Repeat the lines that follow, leaving nothing out.

[Dataset items]

* start *

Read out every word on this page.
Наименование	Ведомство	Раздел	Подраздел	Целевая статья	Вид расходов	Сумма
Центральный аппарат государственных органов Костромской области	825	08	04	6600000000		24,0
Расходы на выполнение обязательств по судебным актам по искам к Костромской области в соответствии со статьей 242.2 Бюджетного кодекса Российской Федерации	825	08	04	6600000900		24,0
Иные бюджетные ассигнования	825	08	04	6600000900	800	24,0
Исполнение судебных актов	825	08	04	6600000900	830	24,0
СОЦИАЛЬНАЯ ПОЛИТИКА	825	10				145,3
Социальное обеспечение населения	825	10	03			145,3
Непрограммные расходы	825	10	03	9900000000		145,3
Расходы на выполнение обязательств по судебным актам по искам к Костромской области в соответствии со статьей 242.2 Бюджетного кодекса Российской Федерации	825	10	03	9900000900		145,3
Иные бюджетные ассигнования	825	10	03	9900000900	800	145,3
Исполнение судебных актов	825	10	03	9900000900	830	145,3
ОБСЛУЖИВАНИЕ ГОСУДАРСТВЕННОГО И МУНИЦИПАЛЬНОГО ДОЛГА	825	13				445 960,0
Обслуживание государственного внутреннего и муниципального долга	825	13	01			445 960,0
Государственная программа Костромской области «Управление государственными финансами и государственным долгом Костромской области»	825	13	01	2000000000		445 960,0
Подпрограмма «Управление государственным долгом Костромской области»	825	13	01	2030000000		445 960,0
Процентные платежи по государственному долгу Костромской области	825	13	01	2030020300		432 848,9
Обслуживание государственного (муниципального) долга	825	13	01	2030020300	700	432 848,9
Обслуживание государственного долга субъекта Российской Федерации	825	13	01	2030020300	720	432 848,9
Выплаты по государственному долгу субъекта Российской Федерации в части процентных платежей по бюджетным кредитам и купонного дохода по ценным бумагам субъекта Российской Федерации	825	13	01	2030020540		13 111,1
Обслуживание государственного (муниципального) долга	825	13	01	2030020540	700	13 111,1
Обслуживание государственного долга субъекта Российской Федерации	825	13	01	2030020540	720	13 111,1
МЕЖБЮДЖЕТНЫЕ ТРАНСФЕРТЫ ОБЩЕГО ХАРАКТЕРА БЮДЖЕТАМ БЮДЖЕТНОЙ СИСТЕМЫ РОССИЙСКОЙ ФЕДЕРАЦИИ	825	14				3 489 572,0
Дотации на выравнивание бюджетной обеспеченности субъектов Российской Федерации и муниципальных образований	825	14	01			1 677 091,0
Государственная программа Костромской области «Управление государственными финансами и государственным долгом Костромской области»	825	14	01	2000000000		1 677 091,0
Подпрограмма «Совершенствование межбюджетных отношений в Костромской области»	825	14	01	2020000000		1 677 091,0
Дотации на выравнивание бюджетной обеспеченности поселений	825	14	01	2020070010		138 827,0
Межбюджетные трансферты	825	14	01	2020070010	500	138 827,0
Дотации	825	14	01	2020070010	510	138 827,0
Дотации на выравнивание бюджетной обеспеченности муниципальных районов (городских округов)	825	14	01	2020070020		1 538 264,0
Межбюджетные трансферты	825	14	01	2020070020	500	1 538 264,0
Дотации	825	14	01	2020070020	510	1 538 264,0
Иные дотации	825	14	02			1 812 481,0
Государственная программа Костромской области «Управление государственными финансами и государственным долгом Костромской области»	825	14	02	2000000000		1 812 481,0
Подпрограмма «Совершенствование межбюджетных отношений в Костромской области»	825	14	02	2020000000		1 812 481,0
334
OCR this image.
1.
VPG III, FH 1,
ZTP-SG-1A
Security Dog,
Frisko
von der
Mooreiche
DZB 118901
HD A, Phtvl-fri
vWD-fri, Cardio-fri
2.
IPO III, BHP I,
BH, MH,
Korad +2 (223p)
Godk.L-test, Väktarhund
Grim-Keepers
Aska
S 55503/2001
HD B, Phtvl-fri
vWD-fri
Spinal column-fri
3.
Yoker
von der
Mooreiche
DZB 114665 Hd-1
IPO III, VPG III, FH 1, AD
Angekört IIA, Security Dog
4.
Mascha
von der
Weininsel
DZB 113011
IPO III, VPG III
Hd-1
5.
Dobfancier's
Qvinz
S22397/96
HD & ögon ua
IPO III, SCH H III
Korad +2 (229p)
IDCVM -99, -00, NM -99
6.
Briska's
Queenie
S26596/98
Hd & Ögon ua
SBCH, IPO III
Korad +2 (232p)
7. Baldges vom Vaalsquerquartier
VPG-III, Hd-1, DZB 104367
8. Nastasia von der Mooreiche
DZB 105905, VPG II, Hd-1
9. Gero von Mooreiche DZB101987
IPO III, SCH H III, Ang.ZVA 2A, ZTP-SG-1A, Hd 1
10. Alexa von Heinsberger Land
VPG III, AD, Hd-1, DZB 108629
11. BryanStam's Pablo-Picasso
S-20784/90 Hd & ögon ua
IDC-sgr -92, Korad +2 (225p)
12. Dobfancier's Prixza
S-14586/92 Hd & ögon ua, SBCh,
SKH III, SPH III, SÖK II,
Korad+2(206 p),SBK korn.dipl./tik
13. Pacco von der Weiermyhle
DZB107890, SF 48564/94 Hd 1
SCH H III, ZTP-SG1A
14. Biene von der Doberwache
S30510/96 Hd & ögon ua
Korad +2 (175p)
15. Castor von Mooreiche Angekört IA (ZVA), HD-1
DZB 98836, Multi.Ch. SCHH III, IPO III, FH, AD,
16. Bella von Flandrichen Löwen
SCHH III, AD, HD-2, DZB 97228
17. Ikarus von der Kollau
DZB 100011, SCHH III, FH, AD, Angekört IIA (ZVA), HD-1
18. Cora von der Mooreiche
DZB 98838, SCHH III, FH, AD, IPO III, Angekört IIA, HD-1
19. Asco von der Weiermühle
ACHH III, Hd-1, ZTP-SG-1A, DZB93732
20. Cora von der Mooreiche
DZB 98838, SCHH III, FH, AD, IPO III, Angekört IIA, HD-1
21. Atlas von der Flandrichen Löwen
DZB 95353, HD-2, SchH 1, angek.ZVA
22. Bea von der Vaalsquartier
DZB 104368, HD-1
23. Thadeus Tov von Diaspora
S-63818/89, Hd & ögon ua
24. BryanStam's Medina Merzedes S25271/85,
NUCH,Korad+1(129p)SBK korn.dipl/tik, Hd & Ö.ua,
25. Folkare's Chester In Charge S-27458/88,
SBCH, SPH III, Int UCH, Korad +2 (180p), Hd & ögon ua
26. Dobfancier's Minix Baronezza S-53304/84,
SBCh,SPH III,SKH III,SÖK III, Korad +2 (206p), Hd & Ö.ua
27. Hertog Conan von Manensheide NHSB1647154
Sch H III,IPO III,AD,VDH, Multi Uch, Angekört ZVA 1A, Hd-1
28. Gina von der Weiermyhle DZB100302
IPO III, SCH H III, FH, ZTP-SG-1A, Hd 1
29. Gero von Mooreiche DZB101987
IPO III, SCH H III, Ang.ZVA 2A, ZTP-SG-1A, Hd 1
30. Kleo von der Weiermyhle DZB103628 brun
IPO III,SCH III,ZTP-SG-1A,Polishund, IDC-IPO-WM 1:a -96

* end *

• _Task answer_:
Read out every word on this page.
Наименование	Ведомство	Раздел	Подраздел	Целевая статья	Вид расходов	Сумма
Центральный аппарат государственных органов Костромской области	825	08	04	6600000000		24,0
Расходы на выполнение обязательств по судебным актам по искам к Костромской области в соответствии со статьей 242.2 Бюджетного кодекса Российской Федерации	825	08	04	6600000900		24,0
Иные бюджетные ассигнования	825	08	04	6600000900	800	24,0
Исполнение судебных актов	825	08	04	6600000900	830	24,0
СОЦИАЛЬНАЯ ПОЛИТИКА	825	10				145,3
Социальное обеспечение населения	825	10	03			145,3
Непрограммные расходы	825	10	03	9900000000		145,3
Расходы на выполнение обязательств по судебным актам по искам к Костромской области в соответствии со статьей 242.2 Бюджетного кодекса Российской Федерации	825	10	03	9900000900		145,3
Иные бюджетные ассигнования	825	10	03	9900000900	800	145,3
Исполнение судебных актов	825	10	03	9900000900	830	145,3
ОБСЛУЖИВАНИЕ ГОСУДАРСТВЕННОГО И МУНИЦИПАЛЬНОГО ДОЛГА	825	13				445 960,0
Обслуживание государственного внутреннего и муниципального долга	825	13	01			445 960,0
Государственная программа Костромской области «Управление государственными финансами и государственным долгом Костромской области»	825	13	01	2000000000		445 960,0
Подпрограмма «Управление государственным долгом Костромской области»	825	13	01	2030000000		445 960,0
Процентные платежи по государственному долгу Костромской области	825	13	01	2030020300		432 848,9
Обслуживание государственного (муниципального) долга	825	13	01	2030020300	700	432 848,9
Обслуживание государственного долга субъекта Российской Федерации	825	13	01	2030020300	720	432 848,9
Выплаты по государственному долгу субъекта Российской Федерации в части процентных платежей по бюджетным кредитам и купонного дохода по ценным бумагам субъекта Российской Федерации	825	13	01	2030020540		13 111,1
Обслуживание государственного (муниципального) долга	825	13	01	2030020540	700	13 111,1
Обслуживание государственного долга субъекта Российской Федерации	825	13	01	2030020540	720	13 111,1
МЕЖБЮДЖЕТНЫЕ ТРАНСФЕРТЫ ОБЩЕГО ХАРАКТЕРА БЮДЖЕТАМ БЮДЖЕТНОЙ СИСТЕМЫ РОССИЙСКОЙ ФЕДЕРАЦИИ	825	14				3 489 572,0
Дотации на выравнивание бюджетной обеспеченности субъектов Российской Федерации и муниципальных образований	825	14	01			1 677 091,0
Государственная программа Костромской области «Управление государственными финансами и государственным долгом Костромской области»	825	14	01	2000000000		1 677 091,0
Подпрограмма «Совершенствование межбюджетных отношений в Костромской области»	825	14	01	2020000000		1 677 091,0
Дотации на выравнивание бюджетной обеспеченности поселений	825	14	01	2020070010		138 827,0
Межбюджетные трансферты	825	14	01	2020070010	500	138 827,0
Дотации	825	14	01	2020070010	510	138 827,0
Дотации на выравнивание бюджетной обеспеченности муниципальных районов (городских округов)	825	14	01	2020070020		1 538 264,0
Межбюджетные трансферты	825	14	01	2020070020	500	1 538 264,0
Дотации	825	14	01	2020070020	510	1 538 264,0
Иные дотации	825	14	02			1 812 481,0
Государственная программа Костромской области «Управление государственными финансами и государственным долгом Костромской области»	825	14	02	2000000000		1 812 481,0
Подпрограмма «Совершенствование межбюджетных отношений в Костромской области»	825	14	02	2020000000		1 812 481,0
334
OCR this image.
1.
VPG III, FH 1,
ZTP-SG-1A
Security Dog,
Frisko
von der
Mooreiche
DZB 118901
HD A, Phtvl-fri
vWD-fri, Cardio-fri
2.
IPO III, BHP I,
BH, MH,
Korad +2 (223p)
Godk.L-test, Väktarhund
Grim-Keepers
Aska
S 55503/2001
HD B, Phtvl-fri
vWD-fri
Spinal column-fri
3.
Yoker
von der
Mooreiche
DZB 114665 Hd-1
IPO III, VPG III, FH 1, AD
Angekört IIA, Security Dog
4.
Mascha
von der
Weininsel
DZB 113011
IPO III, VPG III
Hd-1
5.
Dobfancier's
Qvinz
S22397/96
HD & ögon ua
IPO III, SCH H III
Korad +2 (229p)
IDCVM -99, -00, NM -99
6.
Briska's
Queenie
S26596/98
Hd & Ögon ua
SBCH, IPO III
Korad +2 (232p)
7. Baldges vom Vaalsquerquartier
VPG-III, Hd-1, DZB 104367
8. Nastasia von der Mooreiche
DZB 105905, VPG II, Hd-1
9. Gero von Mooreiche DZB101987
IPO III, SCH H III, Ang.ZVA 2A, ZTP-SG-1A, Hd 1
10. Alexa von Heinsberger Land
VPG III, AD, Hd-1, DZB 108629
11. BryanStam's Pablo-Picasso
S-20784/90 Hd & ögon ua
IDC-sgr -92, Korad +2 (225p)
12. Dobfancier's Prixza
S-14586/92 Hd & ögon ua, SBCh,
SKH III, SPH III, SÖK II,
Korad+2(206 p),SBK korn.dipl./tik
13. Pacco von der Weiermyhle
DZB107890, SF 48564/94 Hd 1
SCH H III, ZTP-SG1A
14. Biene von der Doberwache
S30510/96 Hd & ögon ua
Korad +2 (175p)
15. Castor von Mooreiche Angekört IA (ZVA), HD-1
DZB 98836, Multi.Ch. SCHH III, IPO III, FH, AD,
16. Bella von Flandrichen Löwen
SCHH III, AD, HD-2, DZB 97228
17. Ikarus von der Kollau
DZB 100011, SCHH III, FH, AD, Angekört IIA (ZVA), HD-1
18. Cora von der Mooreiche
DZB 98838, SCHH III, FH, AD, IPO III, Angekört IIA, HD-1
19. Asco von der Weiermühle
ACHH III, Hd-1, ZTP-SG-1A, DZB93732
20. Cora von der Mooreiche
DZB 98838, SCHH III, FH, AD, IPO III, Angekört IIA, HD-1
21. Atlas von der Flandrichen Löwen
DZB 95353, HD-2, SchH 1, angek.ZVA
22. Bea von der Vaalsquartier
DZB 104368, HD-1
23. Thadeus Tov von Diaspora
S-63818/89, Hd & ögon ua
24. BryanStam's Medina Merzedes S25271/85,
NUCH,Korad+1(129p)SBK korn.dipl/tik, Hd & Ö.ua,
25. Folkare's Chester In Charge S-27458/88,
SBCH, SPH III, Int UCH, Korad +2 (180p), Hd & ögon ua
26. Dobfancier's Minix Baronezza S-53304/84,
SBCh,SPH III,SKH III,SÖK III, Korad +2 (206p), Hd & Ö.ua
27. Hertog Conan von Manensheide NHSB1647154
Sch H III,IPO III,AD,VDH, Multi Uch, Angekört ZVA 1A, Hd-1
28. Gina von der Weiermyhle DZB100302
IPO III, SCH H III, FH, ZTP-SG-1A, Hd 1
29. Gero von Mooreiche DZB101987
IPO III, SCH H III, Ang.ZVA 2A, ZTP-SG-1A, Hd 1
30. Kleo von der Weiermyhle DZB103628 brun
IPO III,SCH III,ZTP-SG-1A,Polishund, IDC-IPO-WM 1:a -96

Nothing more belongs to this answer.